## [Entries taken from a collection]
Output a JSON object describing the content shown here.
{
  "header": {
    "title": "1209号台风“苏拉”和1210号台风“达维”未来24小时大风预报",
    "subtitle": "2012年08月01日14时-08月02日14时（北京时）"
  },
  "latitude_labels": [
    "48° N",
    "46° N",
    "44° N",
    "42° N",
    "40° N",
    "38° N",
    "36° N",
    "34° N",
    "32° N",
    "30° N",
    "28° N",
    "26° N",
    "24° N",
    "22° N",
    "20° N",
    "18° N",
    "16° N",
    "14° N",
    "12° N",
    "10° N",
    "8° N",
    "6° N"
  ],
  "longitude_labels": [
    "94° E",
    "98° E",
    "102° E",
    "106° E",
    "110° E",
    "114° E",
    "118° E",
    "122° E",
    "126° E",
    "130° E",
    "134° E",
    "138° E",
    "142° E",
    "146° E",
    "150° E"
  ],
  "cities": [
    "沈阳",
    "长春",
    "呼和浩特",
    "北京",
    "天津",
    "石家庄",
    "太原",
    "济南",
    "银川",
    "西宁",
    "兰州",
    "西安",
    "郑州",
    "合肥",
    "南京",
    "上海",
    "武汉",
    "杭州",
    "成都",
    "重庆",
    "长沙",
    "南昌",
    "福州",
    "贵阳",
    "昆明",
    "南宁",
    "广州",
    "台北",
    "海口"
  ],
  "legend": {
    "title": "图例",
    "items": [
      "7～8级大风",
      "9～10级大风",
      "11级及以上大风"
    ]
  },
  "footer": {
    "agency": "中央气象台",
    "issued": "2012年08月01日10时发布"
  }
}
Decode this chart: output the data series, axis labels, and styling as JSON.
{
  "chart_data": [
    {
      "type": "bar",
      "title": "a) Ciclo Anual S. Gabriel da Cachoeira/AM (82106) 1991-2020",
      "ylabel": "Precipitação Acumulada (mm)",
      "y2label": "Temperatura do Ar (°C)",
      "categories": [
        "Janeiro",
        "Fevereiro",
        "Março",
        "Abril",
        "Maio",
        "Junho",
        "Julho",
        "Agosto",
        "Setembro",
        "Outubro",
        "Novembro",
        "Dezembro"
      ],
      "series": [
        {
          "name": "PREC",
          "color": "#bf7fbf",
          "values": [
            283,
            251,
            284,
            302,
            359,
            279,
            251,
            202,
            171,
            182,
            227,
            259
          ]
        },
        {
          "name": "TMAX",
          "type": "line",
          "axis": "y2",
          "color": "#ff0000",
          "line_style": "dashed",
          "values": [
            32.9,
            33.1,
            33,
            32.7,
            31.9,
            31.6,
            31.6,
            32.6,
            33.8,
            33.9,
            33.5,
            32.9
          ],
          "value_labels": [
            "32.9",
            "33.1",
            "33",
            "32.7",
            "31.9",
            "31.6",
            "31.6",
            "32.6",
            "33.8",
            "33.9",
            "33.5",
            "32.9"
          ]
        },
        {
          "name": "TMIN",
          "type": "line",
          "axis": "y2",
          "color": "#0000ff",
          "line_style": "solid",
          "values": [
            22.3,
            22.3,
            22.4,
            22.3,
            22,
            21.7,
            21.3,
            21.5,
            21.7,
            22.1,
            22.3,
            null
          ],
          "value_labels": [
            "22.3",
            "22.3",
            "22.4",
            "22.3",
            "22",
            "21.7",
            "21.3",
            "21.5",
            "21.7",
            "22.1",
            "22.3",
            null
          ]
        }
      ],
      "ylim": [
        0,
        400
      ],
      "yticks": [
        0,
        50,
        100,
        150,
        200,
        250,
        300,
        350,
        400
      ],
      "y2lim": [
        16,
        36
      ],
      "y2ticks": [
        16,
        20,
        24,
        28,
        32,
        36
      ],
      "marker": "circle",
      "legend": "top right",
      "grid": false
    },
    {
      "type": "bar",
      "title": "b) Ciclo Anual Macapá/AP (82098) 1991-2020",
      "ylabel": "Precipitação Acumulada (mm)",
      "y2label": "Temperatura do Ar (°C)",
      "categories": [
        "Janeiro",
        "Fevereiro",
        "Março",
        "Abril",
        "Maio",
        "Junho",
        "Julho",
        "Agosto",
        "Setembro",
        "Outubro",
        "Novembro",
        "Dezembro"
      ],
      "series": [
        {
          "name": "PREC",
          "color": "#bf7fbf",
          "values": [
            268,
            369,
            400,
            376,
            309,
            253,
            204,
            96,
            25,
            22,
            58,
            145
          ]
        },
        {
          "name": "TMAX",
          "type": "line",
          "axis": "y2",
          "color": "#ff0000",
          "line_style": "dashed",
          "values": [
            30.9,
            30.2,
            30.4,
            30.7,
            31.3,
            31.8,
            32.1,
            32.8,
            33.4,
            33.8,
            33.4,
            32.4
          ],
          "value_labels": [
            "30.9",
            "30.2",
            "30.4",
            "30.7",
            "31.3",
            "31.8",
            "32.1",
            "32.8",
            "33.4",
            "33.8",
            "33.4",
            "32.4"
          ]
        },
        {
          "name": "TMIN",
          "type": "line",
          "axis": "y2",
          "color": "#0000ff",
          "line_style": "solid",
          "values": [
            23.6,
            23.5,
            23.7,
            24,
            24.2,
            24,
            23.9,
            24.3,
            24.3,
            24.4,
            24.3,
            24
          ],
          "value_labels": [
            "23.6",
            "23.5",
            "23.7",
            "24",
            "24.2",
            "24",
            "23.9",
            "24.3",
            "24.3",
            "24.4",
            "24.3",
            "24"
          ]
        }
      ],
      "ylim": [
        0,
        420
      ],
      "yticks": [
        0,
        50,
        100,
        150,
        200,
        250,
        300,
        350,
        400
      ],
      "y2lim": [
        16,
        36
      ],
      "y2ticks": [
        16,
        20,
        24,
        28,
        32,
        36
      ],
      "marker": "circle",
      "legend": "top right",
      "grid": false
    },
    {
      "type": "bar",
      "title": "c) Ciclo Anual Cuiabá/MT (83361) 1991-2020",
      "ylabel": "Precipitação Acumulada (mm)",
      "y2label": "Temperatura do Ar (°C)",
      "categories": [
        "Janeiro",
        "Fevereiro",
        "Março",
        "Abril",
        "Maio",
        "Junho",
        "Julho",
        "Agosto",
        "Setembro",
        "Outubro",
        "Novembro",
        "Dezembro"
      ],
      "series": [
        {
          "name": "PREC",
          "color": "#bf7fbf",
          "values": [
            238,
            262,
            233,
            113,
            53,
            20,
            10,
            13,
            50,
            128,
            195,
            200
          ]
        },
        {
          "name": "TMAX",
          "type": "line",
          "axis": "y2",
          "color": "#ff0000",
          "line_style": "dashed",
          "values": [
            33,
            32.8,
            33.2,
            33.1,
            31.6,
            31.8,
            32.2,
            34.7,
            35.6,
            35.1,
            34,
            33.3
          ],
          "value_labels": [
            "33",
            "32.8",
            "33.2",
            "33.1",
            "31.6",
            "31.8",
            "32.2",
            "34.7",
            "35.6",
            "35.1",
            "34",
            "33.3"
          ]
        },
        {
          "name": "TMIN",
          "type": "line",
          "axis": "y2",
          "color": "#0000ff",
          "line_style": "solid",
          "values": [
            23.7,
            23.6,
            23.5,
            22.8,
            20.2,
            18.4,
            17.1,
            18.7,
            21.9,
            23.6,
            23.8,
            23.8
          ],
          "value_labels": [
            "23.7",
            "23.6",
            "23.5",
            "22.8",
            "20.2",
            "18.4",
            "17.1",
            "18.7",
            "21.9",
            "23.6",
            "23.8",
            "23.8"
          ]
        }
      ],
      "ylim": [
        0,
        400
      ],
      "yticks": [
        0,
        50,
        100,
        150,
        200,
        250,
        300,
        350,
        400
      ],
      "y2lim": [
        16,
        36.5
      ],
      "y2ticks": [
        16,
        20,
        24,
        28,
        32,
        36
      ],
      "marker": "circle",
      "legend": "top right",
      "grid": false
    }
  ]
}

## [GIVEN EXERCISE]
Can you give every line above again, exactly as written?

## [FINISHED TASK]
Output a JSON object describing the content shown here.
{
  "header": {
    "title": "1209号台风“苏拉”和1210号台风“达维”未来24小时大风预报",
    "subtitle": "2012年08月01日14时-08月02日14时（北京时）"
  },
  "latitude_labels": [
    "48° N",
    "46° N",
    "44° N",
    "42° N",
    "40° N",
    "38° N",
    "36° N",
    "34° N",
    "32° N",
    "30° N",
    "28° N",
    "26° N",
    "24° N",
    "22° N",
    "20° N",
    "18° N",
    "16° N",
    "14° N",
    "12° N",
    "10° N",
    "8° N",
    "6° N"
  ],
  "longitude_labels": [
    "94° E",
    "98° E",
    "102° E",
    "106° E",
    "110° E",
    "114° E",
    "118° E",
    "122° E",
    "126° E",
    "130° E",
    "134° E",
    "138° E",
    "142° E",
    "146° E",
    "150° E"
  ],
  "cities": [
    "沈阳",
    "长春",
    "呼和浩特",
    "北京",
    "天津",
    "石家庄",
    "太原",
    "济南",
    "银川",
    "西宁",
    "兰州",
    "西安",
    "郑州",
    "合肥",
    "南京",
    "上海",
    "武汉",
    "杭州",
    "成都",
    "重庆",
    "长沙",
    "南昌",
    "福州",
    "贵阳",
    "昆明",
    "南宁",
    "广州",
    "台北",
    "海口"
  ],
  "legend": {
    "title": "图例",
    "items": [
      "7～8级大风",
      "9～10级大风",
      "11级及以上大风"
    ]
  },
  "footer": {
    "agency": "中央气象台",
    "issued": "2012年08月01日10时发布"
  }
}
Decode this chart: output the data series, axis labels, and styling as JSON.
{
  "chart_data": [
    {
      "type": "bar",
      "title": "a) Ciclo Anual S. Gabriel da Cachoeira/AM (82106) 1991-2020",
      "ylabel": "Precipitação Acumulada (mm)",
      "y2label": "Temperatura do Ar (°C)",
      "categories": [
        "Janeiro",
        "Fevereiro",
        "Março",
        "Abril",
        "Maio",
        "Junho",
        "Julho",
        "Agosto",
        "Setembro",
        "Outubro",
        "Novembro",
        "Dezembro"
      ],
      "series": [
        {
          "name": "PREC",
          "color": "#bf7fbf",
          "values": [
            283,
            251,
            284,
            302,
            359,
            279,
            251,
            202,
            171,
            182,
            227,
            259
          ]
        },
        {
          "name": "TMAX",
          "type": "line",
          "axis": "y2",
          "color": "#ff0000",
          "line_style": "dashed",
          "values": [
            32.9,
            33.1,
            33,
            32.7,
            31.9,
            31.6,
            31.6,
            32.6,
            33.8,
            33.9,
            33.5,
            32.9
          ],
          "value_labels": [
            "32.9",
            "33.1",
            "33",
            "32.7",
            "31.9",
            "31.6",
            "31.6",
            "32.6",
            "33.8",
            "33.9",
            "33.5",
            "32.9"
          ]
        },
        {
          "name": "TMIN",
          "type": "line",
          "axis": "y2",
          "color": "#0000ff",
          "line_style": "solid",
          "values": [
            22.3,
            22.3,
            22.4,
            22.3,
            22,
            21.7,
            21.3,
            21.5,
            21.7,
            22.1,
            22.3,
            null
          ],
          "value_labels": [
            "22.3",
            "22.3",
            "22.4",
            "22.3",
            "22",
            "21.7",
            "21.3",
            "21.5",
            "21.7",
            "22.1",
            "22.3",
            null
          ]
        }
      ],
      "ylim": [
        0,
        400
      ],
      "yticks": [
        0,
        50,
        100,
        150,
        200,
        250,
        300,
        350,
        400
      ],
      "y2lim": [
        16,
        36
      ],
      "y2ticks": [
        16,
        20,
        24,
        28,
        32,
        36
      ],
      "marker": "circle",
      "legend": "top right",
      "grid": false
    },
    {
      "type": "bar",
      "title": "b) Ciclo Anual Macapá/AP (82098) 1991-2020",
      "ylabel": "Precipitação Acumulada (mm)",
      "y2label": "Temperatura do Ar (°C)",
      "categories": [
        "Janeiro",
        "Fevereiro",
        "Março",
        "Abril",
        "Maio",
        "Junho",
        "Julho",
        "Agosto",
        "Setembro",
        "Outubro",
        "Novembro",
        "Dezembro"
      ],
      "series": [
        {
          "name": "PREC",
          "color": "#bf7fbf",
          "values": [
            268,
            369,
            400,
            376,
            309,
            253,
            204,
            96,
            25,
            22,
            58,
            145
          ]
        },
        {
          "name": "TMAX",
          "type": "line",
          "axis": "y2",
          "color": "#ff0000",
          "line_style": "dashed",
          "values": [
            30.9,
            30.2,
            30.4,
            30.7,
            31.3,
            31.8,
            32.1,
            32.8,
            33.4,
            33.8,
            33.4,
            32.4
          ],
          "value_labels": [
            "30.9",
            "30.2",
            "30.4",
            "30.7",
            "31.3",
            "31.8",
            "32.1",
            "32.8",
            "33.4",
            "33.8",
            "33.4",
            "32.4"
          ]
        },
        {
          "name": "TMIN",
          "type": "line",
          "axis": "y2",
          "color": "#0000ff",
          "line_style": "solid",
          "values": [
            23.6,
            23.5,
            23.7,
            24,
            24.2,
            24,
            23.9,
            24.3,
            24.3,
            24.4,
            24.3,
            24
          ],
          "value_labels": [
            "23.6",
            "23.5",
            "23.7",
            "24",
            "24.2",
            "24",
            "23.9",
            "24.3",
            "24.3",
            "24.4",
            "24.3",
            "24"
          ]
        }
      ],
      "ylim": [
        0,
        420
      ],
      "yticks": [
        0,
        50,
        100,
        150,
        200,
        250,
        300,
        350,
        400
      ],
      "y2lim": [
        16,
        36
      ],
      "y2ticks": [
        16,
        20,
        24,
        28,
        32,
        36
      ],
      "marker": "circle",
      "legend": "top right",
      "grid": false
    },
    {
      "type": "bar",
      "title": "c) Ciclo Anual Cuiabá/MT (83361) 1991-2020",
      "ylabel": "Precipitação Acumulada (mm)",
      "y2label": "Temperatura do Ar (°C)",
      "categories": [
        "Janeiro",
        "Fevereiro",
        "Março",
        "Abril",
        "Maio",
        "Junho",
        "Julho",
        "Agosto",
        "Setembro",
        "Outubro",
        "Novembro",
        "Dezembro"
      ],
      "series": [
        {
          "name": "PREC",
          "color": "#bf7fbf",
          "values": [
            238,
            262,
            233,
            113,
            53,
            20,
            10,
            13,
            50,
            128,
            195,
            200
          ]
        },
        {
          "name": "TMAX",
          "type": "line",
          "axis": "y2",
          "color": "#ff0000",
          "line_style": "dashed",
          "values": [
            33,
            32.8,
            33.2,
            33.1,
            31.6,
            31.8,
            32.2,
            34.7,
            35.6,
            35.1,
            34,
            33.3
          ],
          "value_labels": [
            "33",
            "32.8",
            "33.2",
            "33.1",
            "31.6",
            "31.8",
            "32.2",
            "34.7",
            "35.6",
            "35.1",
            "34",
            "33.3"
          ]
        },
        {
          "name": "TMIN",
          "type": "line",
          "axis": "y2",
          "color": "#0000ff",
          "line_style": "solid",
          "values": [
            23.7,
            23.6,
            23.5,
            22.8,
            20.2,
            18.4,
            17.1,
            18.7,
            21.9,
            23.6,
            23.8,
            23.8
          ],
          "value_labels": [
            "23.7",
            "23.6",
            "23.5",
            "22.8",
            "20.2",
            "18.4",
            "17.1",
            "18.7",
            "21.9",
            "23.6",
            "23.8",
            "23.8"
          ]
        }
      ],
      "ylim": [
        0,
        400
      ],
      "yticks": [
        0,
        50,
        100,
        150,
        200,
        250,
        300,
        350,
        400
      ],
      "y2lim": [
        16,
        36.5
      ],
      "y2ticks": [
        16,
        20,
        24,
        28,
        32,
        36
      ],
      "marker": "circle",
      "legend": "top right",
      "grid": false
    }
  ]
}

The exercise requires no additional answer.